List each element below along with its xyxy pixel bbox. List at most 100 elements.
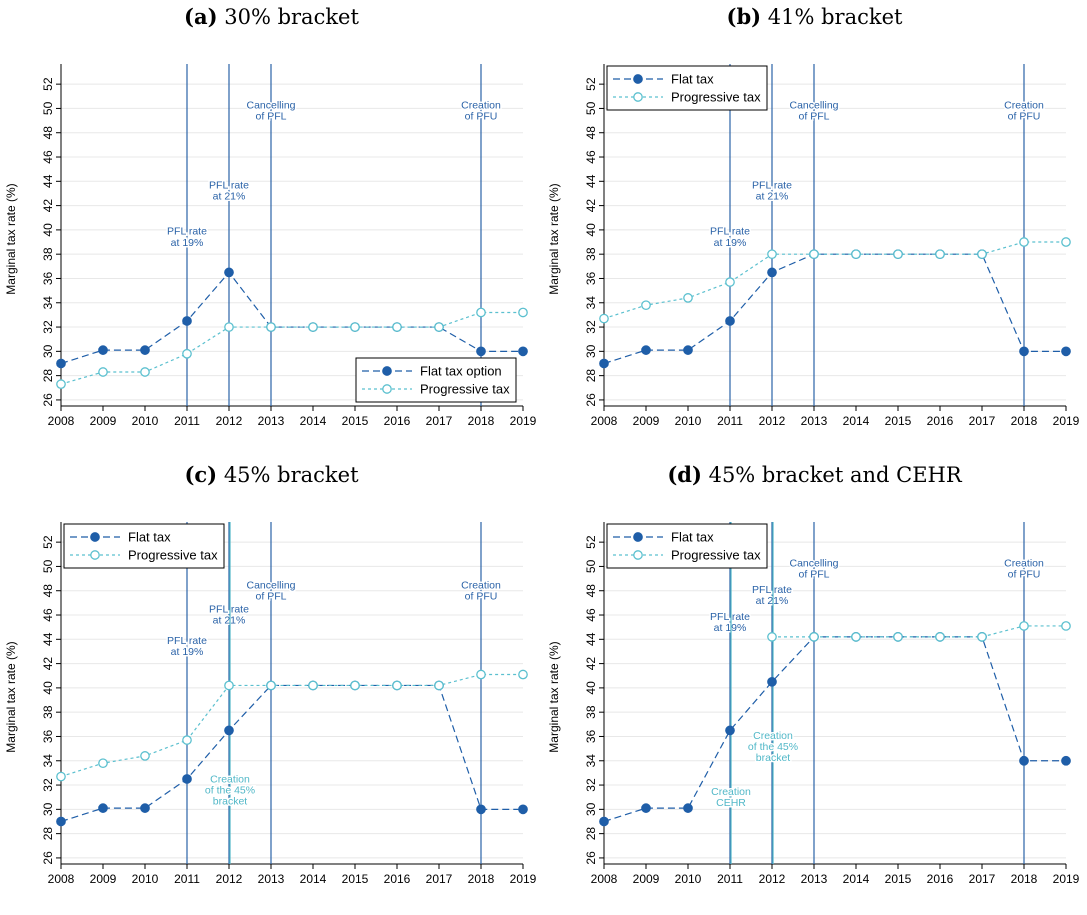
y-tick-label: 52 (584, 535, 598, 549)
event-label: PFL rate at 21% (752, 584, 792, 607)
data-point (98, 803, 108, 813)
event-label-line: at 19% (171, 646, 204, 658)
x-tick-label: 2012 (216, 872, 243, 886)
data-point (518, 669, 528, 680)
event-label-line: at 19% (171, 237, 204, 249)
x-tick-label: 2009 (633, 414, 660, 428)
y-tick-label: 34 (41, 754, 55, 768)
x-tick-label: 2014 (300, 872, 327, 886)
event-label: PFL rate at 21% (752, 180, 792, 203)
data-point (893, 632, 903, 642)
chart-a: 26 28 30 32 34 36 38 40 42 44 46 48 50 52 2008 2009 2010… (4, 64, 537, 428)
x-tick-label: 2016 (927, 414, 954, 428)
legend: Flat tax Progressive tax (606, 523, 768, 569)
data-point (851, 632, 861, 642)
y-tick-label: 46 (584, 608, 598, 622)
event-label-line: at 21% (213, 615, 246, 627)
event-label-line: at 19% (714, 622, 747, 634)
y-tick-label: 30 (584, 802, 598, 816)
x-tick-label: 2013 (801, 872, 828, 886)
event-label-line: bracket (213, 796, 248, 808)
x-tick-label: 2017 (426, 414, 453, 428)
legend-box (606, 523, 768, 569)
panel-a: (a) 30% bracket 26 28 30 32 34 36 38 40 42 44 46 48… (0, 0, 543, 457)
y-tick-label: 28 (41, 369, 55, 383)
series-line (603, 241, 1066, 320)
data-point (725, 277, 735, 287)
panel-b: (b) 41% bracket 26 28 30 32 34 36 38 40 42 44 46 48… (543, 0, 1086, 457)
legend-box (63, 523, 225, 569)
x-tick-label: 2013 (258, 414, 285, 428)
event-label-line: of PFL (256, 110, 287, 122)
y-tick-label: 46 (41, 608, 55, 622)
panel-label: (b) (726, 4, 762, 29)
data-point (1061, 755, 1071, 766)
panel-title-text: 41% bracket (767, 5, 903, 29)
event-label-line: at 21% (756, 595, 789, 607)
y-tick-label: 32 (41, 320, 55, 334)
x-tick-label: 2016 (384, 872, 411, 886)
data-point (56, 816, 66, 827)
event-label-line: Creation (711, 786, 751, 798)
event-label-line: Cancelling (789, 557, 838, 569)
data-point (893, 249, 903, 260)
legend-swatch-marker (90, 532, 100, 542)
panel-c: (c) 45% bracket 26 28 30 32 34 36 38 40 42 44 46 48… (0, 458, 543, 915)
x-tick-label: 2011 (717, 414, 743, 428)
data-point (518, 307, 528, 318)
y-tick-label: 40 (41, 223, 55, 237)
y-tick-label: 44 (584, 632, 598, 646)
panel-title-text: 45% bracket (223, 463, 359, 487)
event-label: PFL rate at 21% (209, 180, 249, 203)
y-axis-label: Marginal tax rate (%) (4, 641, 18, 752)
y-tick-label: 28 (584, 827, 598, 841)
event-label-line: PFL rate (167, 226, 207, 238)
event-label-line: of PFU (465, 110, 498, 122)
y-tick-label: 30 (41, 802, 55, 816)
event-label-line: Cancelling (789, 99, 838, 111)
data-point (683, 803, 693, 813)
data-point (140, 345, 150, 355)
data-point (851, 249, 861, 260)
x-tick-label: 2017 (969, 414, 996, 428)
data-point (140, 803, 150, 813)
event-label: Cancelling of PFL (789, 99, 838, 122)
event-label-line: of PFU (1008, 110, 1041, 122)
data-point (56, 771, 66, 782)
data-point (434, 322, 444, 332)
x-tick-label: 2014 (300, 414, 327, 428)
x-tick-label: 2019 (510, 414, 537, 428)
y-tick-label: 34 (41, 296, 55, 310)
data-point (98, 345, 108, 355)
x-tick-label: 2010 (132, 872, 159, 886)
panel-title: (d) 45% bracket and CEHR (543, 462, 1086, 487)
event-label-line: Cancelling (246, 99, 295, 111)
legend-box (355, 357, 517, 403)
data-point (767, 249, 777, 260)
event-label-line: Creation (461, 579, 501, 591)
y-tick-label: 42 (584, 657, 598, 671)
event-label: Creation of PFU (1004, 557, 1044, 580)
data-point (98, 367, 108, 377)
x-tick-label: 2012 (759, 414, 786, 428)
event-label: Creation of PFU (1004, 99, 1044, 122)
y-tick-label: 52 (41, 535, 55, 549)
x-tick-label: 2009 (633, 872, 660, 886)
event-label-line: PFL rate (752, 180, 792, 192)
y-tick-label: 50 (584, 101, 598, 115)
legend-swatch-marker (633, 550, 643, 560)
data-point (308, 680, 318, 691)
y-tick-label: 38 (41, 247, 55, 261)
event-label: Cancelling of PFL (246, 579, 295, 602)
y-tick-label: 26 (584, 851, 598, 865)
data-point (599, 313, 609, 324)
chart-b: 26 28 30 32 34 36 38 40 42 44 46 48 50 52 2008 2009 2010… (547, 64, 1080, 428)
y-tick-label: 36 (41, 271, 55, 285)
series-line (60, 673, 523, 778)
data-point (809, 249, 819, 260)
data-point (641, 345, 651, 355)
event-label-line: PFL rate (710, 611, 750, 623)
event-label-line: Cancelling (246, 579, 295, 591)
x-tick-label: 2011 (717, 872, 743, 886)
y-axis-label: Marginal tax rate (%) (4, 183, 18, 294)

◆ Objective ◆
Copy every line of the entries above word for word, leaving out the pictures.

◆ Final result ◆
List each element below along with its xyxy pixel bbox. List at most 100 elements.
y-tick-label: 52 (584, 535, 598, 549)
event-label: PFL rate at 21% (752, 584, 792, 607)
data-point (98, 803, 108, 813)
event-label-line: at 19% (171, 646, 204, 658)
x-tick-label: 2012 (216, 872, 243, 886)
data-point (518, 669, 528, 680)
event-label-line: at 19% (171, 237, 204, 249)
x-tick-label: 2009 (633, 414, 660, 428)
y-tick-label: 34 (41, 754, 55, 768)
x-tick-label: 2014 (300, 872, 327, 886)
event-label: PFL rate at 21% (752, 180, 792, 203)
data-point (893, 632, 903, 642)
chart-a: 26 28 30 32 34 36 38 40 42 44 46 48 50 52 2008 2009 2010… (4, 64, 537, 428)
x-tick-label: 2016 (927, 414, 954, 428)
legend: Flat tax Progressive tax (606, 523, 768, 569)
data-point (851, 632, 861, 642)
y-tick-label: 46 (584, 608, 598, 622)
event-label-line: at 21% (213, 615, 246, 627)
event-label-line: at 19% (714, 622, 747, 634)
y-tick-label: 30 (584, 802, 598, 816)
x-tick-label: 2013 (801, 872, 828, 886)
event-label-line: bracket (213, 796, 248, 808)
x-tick-label: 2017 (426, 414, 453, 428)
legend-box (606, 523, 768, 569)
panel-a: (a) 30% bracket 26 28 30 32 34 36 38 40 42 44 46 48… (0, 0, 543, 457)
y-tick-label: 28 (41, 369, 55, 383)
series-line (603, 241, 1066, 320)
data-point (725, 277, 735, 287)
panel-b: (b) 41% bracket 26 28 30 32 34 36 38 40 42 44 46 48… (543, 0, 1086, 457)
legend-box (63, 523, 225, 569)
x-tick-label: 2013 (258, 414, 285, 428)
event-label-line: of PFL (256, 110, 287, 122)
y-tick-label: 46 (41, 608, 55, 622)
panel-label: (b) (726, 4, 762, 29)
data-point (1061, 755, 1071, 766)
panel-title-text: 41% bracket (767, 5, 903, 29)
event-label-line: at 21% (756, 595, 789, 607)
y-tick-label: 32 (41, 320, 55, 334)
x-tick-label: 2016 (384, 872, 411, 886)
data-point (56, 816, 66, 827)
event-label-line: Creation (711, 786, 751, 798)
event-label-line: Cancelling (789, 557, 838, 569)
data-point (893, 249, 903, 260)
legend-swatch-marker (90, 532, 100, 542)
panel-c: (c) 45% bracket 26 28 30 32 34 36 38 40 42 44 46 48… (0, 458, 543, 915)
x-tick-label: 2011 (717, 414, 743, 428)
data-point (518, 307, 528, 318)
y-tick-label: 40 (41, 223, 55, 237)
y-tick-label: 44 (584, 632, 598, 646)
panel-title-text: 45% bracket (223, 463, 359, 487)
event-label: PFL rate at 21% (209, 180, 249, 203)
y-axis-label: Marginal tax rate (%) (4, 641, 18, 752)
y-tick-label: 28 (584, 827, 598, 841)
event-label-line: PFL rate (167, 226, 207, 238)
event-label-line: of PFU (465, 110, 498, 122)
y-tick-label: 30 (41, 802, 55, 816)
event-label-line: Cancelling (789, 99, 838, 111)
data-point (683, 803, 693, 813)
data-point (140, 345, 150, 355)
data-point (851, 249, 861, 260)
x-tick-label: 2017 (969, 414, 996, 428)
data-point (140, 803, 150, 813)
event-label: Cancelling of PFL (789, 99, 838, 122)
event-label-line: of PFU (1008, 110, 1041, 122)
data-point (56, 771, 66, 782)
data-point (434, 322, 444, 332)
x-tick-label: 2014 (300, 414, 327, 428)
x-tick-label: 2019 (510, 414, 537, 428)
y-tick-label: 34 (41, 296, 55, 310)
data-point (98, 345, 108, 355)
x-tick-label: 2010 (132, 872, 159, 886)
panel-title: (d) 45% bracket and CEHR (543, 462, 1086, 487)
event-label-line: Cancelling (246, 99, 295, 111)
legend-box (355, 357, 517, 403)
data-point (767, 249, 777, 260)
event-label-line: Creation (461, 579, 501, 591)
y-tick-label: 42 (584, 657, 598, 671)
event-label: Creation of PFU (1004, 557, 1044, 580)
data-point (98, 367, 108, 377)
x-tick-label: 2012 (759, 414, 786, 428)
event-label: Creation of PFU (1004, 99, 1044, 122)
y-tick-label: 52 (41, 535, 55, 549)
x-tick-label: 2009 (633, 872, 660, 886)
event-label-line: PFL rate (752, 180, 792, 192)
y-tick-label: 50 (584, 101, 598, 115)
legend-swatch-marker (633, 550, 643, 560)
data-point (308, 680, 318, 691)
y-tick-label: 38 (41, 247, 55, 261)
event-label: Cancelling of PFL (246, 579, 295, 602)
y-tick-label: 26 (584, 851, 598, 865)
data-point (599, 313, 609, 324)
chart-b: 26 28 30 32 34 36 38 40 42 44 46 48 50 52 2008 2009 2010… (547, 64, 1080, 428)
y-tick-label: 36 (41, 271, 55, 285)
series-line (60, 673, 523, 778)
data-point (809, 249, 819, 260)
data-point (641, 345, 651, 355)
event-label-line: PFL rate (710, 611, 750, 623)
event-label-line: Cancelling (246, 579, 295, 591)
x-tick-label: 2011 (717, 872, 743, 886)
y-axis-label: Marginal tax rate (%) (4, 183, 18, 294)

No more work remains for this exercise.